::: Task data :::

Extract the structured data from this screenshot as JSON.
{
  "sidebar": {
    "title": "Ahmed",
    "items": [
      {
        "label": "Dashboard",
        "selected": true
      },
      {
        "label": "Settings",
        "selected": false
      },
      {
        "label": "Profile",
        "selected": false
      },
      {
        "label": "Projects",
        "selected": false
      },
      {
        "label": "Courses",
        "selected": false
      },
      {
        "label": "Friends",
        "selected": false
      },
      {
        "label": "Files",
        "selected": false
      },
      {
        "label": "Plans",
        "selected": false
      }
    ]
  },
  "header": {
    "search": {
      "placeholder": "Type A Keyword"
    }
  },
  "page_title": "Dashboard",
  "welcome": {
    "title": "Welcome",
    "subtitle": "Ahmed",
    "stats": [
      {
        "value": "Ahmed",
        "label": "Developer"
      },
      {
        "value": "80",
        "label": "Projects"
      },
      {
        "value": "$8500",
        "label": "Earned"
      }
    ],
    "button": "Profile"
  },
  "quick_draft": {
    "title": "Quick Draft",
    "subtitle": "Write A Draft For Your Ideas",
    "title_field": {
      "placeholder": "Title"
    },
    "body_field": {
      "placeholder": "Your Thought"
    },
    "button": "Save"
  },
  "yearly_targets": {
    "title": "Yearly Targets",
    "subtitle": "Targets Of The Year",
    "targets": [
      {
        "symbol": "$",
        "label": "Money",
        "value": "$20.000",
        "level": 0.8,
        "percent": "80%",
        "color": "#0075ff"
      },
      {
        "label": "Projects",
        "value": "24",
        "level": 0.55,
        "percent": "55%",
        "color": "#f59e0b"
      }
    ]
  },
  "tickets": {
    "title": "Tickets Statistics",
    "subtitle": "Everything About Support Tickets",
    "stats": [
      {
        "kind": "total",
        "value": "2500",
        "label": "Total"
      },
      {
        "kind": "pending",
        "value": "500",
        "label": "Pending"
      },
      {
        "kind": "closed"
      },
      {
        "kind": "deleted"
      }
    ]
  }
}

:::
::: Task data :::

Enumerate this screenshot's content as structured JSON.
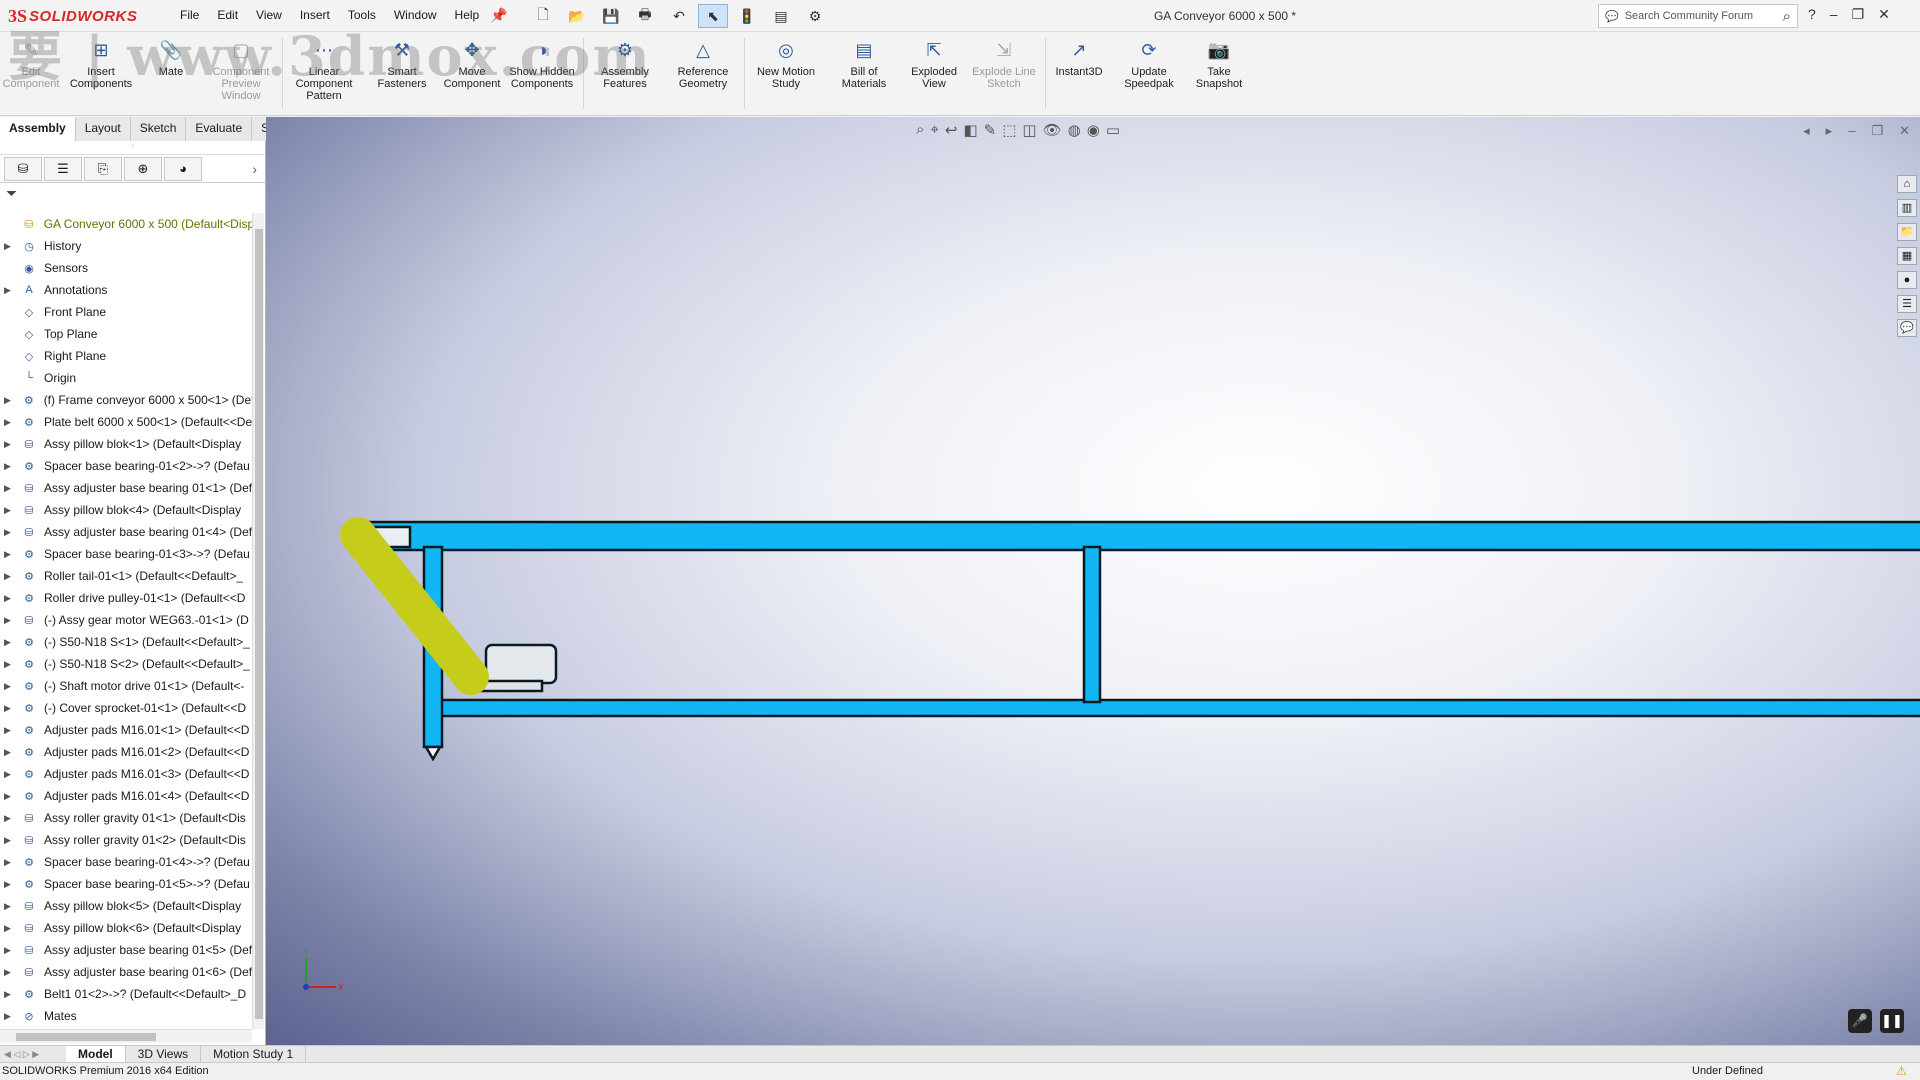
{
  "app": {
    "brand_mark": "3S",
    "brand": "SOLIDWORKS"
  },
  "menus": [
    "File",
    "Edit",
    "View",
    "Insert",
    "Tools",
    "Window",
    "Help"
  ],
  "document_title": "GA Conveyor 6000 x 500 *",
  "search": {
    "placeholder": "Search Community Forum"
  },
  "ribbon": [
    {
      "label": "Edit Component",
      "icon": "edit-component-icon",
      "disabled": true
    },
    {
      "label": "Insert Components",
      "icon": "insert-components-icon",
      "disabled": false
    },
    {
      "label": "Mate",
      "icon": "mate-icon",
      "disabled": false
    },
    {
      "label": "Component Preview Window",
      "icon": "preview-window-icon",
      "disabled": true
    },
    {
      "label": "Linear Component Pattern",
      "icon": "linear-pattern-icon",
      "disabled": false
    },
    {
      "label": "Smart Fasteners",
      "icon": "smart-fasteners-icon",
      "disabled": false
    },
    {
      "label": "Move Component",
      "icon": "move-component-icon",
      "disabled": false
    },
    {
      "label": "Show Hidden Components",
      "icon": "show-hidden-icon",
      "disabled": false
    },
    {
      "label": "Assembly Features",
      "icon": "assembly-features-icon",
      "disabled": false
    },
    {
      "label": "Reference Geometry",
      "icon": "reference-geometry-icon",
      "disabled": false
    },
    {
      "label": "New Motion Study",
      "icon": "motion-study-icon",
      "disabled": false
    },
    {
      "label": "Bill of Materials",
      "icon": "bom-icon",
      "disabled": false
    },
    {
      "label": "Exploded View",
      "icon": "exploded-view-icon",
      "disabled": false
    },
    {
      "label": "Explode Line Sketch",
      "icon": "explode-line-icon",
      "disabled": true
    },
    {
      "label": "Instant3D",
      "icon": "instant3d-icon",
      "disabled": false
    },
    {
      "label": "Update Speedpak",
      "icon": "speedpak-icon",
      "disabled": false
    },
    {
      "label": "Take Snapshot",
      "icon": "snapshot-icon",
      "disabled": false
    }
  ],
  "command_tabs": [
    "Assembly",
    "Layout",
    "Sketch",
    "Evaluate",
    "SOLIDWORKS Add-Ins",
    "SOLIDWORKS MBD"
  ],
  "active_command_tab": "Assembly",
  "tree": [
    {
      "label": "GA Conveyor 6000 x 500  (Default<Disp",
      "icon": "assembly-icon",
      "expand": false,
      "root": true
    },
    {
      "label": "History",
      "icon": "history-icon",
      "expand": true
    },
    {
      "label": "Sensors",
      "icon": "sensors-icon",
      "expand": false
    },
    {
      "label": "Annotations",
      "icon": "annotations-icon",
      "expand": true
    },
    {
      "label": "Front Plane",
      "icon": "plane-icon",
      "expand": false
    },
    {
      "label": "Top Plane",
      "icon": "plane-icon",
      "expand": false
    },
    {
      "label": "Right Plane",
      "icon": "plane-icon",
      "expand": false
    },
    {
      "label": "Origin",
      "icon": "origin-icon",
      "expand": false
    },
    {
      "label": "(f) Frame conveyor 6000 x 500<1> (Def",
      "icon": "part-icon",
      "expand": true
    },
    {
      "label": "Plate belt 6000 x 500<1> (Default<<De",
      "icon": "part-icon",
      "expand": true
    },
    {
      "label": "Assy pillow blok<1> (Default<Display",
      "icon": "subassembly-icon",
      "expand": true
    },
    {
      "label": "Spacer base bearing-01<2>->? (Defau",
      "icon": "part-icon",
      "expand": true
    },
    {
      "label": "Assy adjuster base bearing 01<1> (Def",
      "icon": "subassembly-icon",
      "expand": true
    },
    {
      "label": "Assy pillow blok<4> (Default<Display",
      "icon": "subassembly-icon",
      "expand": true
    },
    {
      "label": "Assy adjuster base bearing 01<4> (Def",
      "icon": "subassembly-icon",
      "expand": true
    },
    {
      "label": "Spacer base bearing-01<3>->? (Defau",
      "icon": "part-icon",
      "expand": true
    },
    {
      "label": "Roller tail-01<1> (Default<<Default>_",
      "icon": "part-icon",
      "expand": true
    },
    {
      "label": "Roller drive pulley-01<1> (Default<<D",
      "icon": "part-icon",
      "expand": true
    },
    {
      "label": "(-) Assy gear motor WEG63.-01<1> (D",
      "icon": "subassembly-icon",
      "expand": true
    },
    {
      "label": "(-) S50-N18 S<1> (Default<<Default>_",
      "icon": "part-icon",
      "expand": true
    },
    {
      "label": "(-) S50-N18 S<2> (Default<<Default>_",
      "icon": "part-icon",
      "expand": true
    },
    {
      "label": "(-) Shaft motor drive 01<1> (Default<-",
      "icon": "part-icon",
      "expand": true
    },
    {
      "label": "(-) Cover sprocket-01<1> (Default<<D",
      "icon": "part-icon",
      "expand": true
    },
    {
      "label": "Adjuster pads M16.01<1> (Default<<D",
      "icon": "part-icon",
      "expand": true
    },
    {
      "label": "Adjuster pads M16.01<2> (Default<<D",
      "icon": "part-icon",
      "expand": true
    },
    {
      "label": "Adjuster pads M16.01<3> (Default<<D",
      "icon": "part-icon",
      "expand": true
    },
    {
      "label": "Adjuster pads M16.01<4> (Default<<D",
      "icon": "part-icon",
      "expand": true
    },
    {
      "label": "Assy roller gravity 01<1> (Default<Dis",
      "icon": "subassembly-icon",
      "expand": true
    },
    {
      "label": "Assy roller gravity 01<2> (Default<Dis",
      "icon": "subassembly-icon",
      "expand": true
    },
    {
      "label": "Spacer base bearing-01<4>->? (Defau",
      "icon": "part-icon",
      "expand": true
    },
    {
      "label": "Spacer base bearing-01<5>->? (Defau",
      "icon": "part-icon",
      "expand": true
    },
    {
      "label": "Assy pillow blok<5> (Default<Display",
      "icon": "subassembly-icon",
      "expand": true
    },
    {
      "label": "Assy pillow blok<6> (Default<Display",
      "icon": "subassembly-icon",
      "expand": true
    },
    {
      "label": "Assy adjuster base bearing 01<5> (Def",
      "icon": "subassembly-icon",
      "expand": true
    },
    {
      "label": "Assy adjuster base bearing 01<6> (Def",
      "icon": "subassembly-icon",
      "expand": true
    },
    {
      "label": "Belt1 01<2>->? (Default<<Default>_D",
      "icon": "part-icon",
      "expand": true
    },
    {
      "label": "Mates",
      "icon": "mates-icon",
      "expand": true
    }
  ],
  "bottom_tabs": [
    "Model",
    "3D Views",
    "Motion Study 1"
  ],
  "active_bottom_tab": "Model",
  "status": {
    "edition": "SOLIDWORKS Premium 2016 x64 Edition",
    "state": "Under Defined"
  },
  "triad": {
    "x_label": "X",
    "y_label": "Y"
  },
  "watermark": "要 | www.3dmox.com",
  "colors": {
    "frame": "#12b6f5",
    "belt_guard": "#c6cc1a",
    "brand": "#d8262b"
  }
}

:::

_Set task_
Which lines hold the word "Display"? Copy all of them.

_Completed task_
      "label": "Assy pillow blok<1> (Default<Display",
      "label": "Assy pillow blok<4> (Default<Display",
      "label": "Assy pillow blok<5> (Default<Display",
      "label": "Assy pillow blok<6> (Default<Display",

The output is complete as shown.